*TASK GOAL:* Write out the data below in full. Keep it exact.

*DATA FOR THIS EXERCISE:*
• • • • •
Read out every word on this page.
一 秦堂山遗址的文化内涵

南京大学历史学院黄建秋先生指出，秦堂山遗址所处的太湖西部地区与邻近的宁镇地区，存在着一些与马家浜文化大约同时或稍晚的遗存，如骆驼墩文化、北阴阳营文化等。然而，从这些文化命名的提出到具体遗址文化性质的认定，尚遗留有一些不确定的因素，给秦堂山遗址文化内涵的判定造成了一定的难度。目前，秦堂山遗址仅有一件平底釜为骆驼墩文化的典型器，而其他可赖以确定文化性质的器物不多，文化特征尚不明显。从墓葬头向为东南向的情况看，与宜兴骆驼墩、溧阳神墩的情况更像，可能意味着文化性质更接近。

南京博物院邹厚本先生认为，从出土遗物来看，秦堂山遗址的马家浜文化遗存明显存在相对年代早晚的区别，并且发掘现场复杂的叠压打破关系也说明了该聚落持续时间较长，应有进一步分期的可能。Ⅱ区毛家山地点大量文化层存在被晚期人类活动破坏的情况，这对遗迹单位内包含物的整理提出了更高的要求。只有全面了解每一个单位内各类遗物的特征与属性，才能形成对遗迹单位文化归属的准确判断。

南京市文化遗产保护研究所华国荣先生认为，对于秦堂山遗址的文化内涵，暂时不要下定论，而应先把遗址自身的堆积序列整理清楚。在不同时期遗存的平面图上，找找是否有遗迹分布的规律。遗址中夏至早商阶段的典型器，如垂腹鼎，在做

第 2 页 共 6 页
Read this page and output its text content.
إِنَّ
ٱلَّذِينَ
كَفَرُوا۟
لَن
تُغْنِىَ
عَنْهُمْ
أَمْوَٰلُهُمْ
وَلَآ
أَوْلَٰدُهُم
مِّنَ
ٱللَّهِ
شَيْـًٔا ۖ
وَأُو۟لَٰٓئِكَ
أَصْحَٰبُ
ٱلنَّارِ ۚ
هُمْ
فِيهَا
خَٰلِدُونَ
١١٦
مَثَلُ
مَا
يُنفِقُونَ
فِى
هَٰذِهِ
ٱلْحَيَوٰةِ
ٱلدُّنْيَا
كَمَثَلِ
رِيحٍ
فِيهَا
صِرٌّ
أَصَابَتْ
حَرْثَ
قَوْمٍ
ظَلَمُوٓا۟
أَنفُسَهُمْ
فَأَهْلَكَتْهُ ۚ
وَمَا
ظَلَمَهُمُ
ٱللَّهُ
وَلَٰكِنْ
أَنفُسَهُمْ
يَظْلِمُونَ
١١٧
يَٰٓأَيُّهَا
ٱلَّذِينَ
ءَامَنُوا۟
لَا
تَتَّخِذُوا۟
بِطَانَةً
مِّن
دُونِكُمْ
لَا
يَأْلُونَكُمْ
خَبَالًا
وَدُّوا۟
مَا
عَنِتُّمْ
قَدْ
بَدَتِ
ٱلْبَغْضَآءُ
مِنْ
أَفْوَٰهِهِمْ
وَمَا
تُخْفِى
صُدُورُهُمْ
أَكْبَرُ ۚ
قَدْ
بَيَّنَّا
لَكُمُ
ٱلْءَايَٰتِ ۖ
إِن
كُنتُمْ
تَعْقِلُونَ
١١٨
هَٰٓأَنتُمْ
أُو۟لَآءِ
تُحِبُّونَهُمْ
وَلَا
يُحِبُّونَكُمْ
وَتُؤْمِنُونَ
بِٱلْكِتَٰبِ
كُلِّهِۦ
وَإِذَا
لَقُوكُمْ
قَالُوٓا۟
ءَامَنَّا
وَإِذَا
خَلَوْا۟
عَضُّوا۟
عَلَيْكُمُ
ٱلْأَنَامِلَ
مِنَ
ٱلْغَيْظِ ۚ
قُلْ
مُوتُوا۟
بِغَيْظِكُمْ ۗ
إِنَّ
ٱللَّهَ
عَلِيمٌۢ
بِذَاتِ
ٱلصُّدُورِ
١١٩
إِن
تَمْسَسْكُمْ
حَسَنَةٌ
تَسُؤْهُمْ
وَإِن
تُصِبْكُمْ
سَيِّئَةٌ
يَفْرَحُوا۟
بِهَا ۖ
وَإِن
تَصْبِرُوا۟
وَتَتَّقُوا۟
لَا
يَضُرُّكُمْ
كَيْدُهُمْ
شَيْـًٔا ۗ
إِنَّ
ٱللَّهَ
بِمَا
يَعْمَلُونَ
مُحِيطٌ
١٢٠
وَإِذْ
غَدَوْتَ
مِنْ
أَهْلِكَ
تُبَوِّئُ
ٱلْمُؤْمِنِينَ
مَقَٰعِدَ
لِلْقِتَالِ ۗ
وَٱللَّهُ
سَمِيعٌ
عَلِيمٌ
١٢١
• • • • •
*ANSWER TO THE TASK:*
Read out every word on this page.
一 秦堂山遗址的文化内涵

南京大学历史学院黄建秋先生指出，秦堂山遗址所处的太湖西部地区与邻近的宁镇地区，存在着一些与马家浜文化大约同时或稍晚的遗存，如骆驼墩文化、北阴阳营文化等。然而，从这些文化命名的提出到具体遗址文化性质的认定，尚遗留有一些不确定的因素，给秦堂山遗址文化内涵的判定造成了一定的难度。目前，秦堂山遗址仅有一件平底釜为骆驼墩文化的典型器，而其他可赖以确定文化性质的器物不多，文化特征尚不明显。从墓葬头向为东南向的情况看，与宜兴骆驼墩、溧阳神墩的情况更像，可能意味着文化性质更接近。

南京博物院邹厚本先生认为，从出土遗物来看，秦堂山遗址的马家浜文化遗存明显存在相对年代早晚的区别，并且发掘现场复杂的叠压打破关系也说明了该聚落持续时间较长，应有进一步分期的可能。Ⅱ区毛家山地点大量文化层存在被晚期人类活动破坏的情况，这对遗迹单位内包含物的整理提出了更高的要求。只有全面了解每一个单位内各类遗物的特征与属性，才能形成对遗迹单位文化归属的准确判断。

南京市文化遗产保护研究所华国荣先生认为，对于秦堂山遗址的文化内涵，暂时不要下定论，而应先把遗址自身的堆积序列整理清楚。在不同时期遗存的平面图上，找找是否有遗迹分布的规律。遗址中夏至早商阶段的典型器，如垂腹鼎，在做

第 2 页 共 6 页
Read this page and output its text content.
إِنَّ
ٱلَّذِينَ
كَفَرُوا۟
لَن
تُغْنِىَ
عَنْهُمْ
أَمْوَٰلُهُمْ
وَلَآ
أَوْلَٰدُهُم
مِّنَ
ٱللَّهِ
شَيْـًٔا ۖ
وَأُو۟لَٰٓئِكَ
أَصْحَٰبُ
ٱلنَّارِ ۚ
هُمْ
فِيهَا
خَٰلِدُونَ
١١٦
مَثَلُ
مَا
يُنفِقُونَ
فِى
هَٰذِهِ
ٱلْحَيَوٰةِ
ٱلدُّنْيَا
كَمَثَلِ
رِيحٍ
فِيهَا
صِرٌّ
أَصَابَتْ
حَرْثَ
قَوْمٍ
ظَلَمُوٓا۟
أَنفُسَهُمْ
فَأَهْلَكَتْهُ ۚ
وَمَا
ظَلَمَهُمُ
ٱللَّهُ
وَلَٰكِنْ
أَنفُسَهُمْ
يَظْلِمُونَ
١١٧
يَٰٓأَيُّهَا
ٱلَّذِينَ
ءَامَنُوا۟
لَا
تَتَّخِذُوا۟
بِطَانَةً
مِّن
دُونِكُمْ
لَا
يَأْلُونَكُمْ
خَبَالًا
وَدُّوا۟
مَا
عَنِتُّمْ
قَدْ
بَدَتِ
ٱلْبَغْضَآءُ
مِنْ
أَفْوَٰهِهِمْ
وَمَا
تُخْفِى
صُدُورُهُمْ
أَكْبَرُ ۚ
قَدْ
بَيَّنَّا
لَكُمُ
ٱلْءَايَٰتِ ۖ
إِن
كُنتُمْ
تَعْقِلُونَ
١١٨
هَٰٓأَنتُمْ
أُو۟لَآءِ
تُحِبُّونَهُمْ
وَلَا
يُحِبُّونَكُمْ
وَتُؤْمِنُونَ
بِٱلْكِتَٰبِ
كُلِّهِۦ
وَإِذَا
لَقُوكُمْ
قَالُوٓا۟
ءَامَنَّا
وَإِذَا
خَلَوْا۟
عَضُّوا۟
عَلَيْكُمُ
ٱلْأَنَامِلَ
مِنَ
ٱلْغَيْظِ ۚ
قُلْ
مُوتُوا۟
بِغَيْظِكُمْ ۗ
إِنَّ
ٱللَّهَ
عَلِيمٌۢ
بِذَاتِ
ٱلصُّدُورِ
١١٩
إِن
تَمْسَسْكُمْ
حَسَنَةٌ
تَسُؤْهُمْ
وَإِن
تُصِبْكُمْ
سَيِّئَةٌ
يَفْرَحُوا۟
بِهَا ۖ
وَإِن
تَصْبِرُوا۟
وَتَتَّقُوا۟
لَا
يَضُرُّكُمْ
كَيْدُهُمْ
شَيْـًٔا ۗ
إِنَّ
ٱللَّهَ
بِمَا
يَعْمَلُونَ
مُحِيطٌ
١٢٠
وَإِذْ
غَدَوْتَ
مِنْ
أَهْلِكَ
تُبَوِّئُ
ٱلْمُؤْمِنِينَ
مَقَٰعِدَ
لِلْقِتَالِ ۗ
وَٱللَّهُ
سَمِيعٌ
عَلِيمٌ
١٢١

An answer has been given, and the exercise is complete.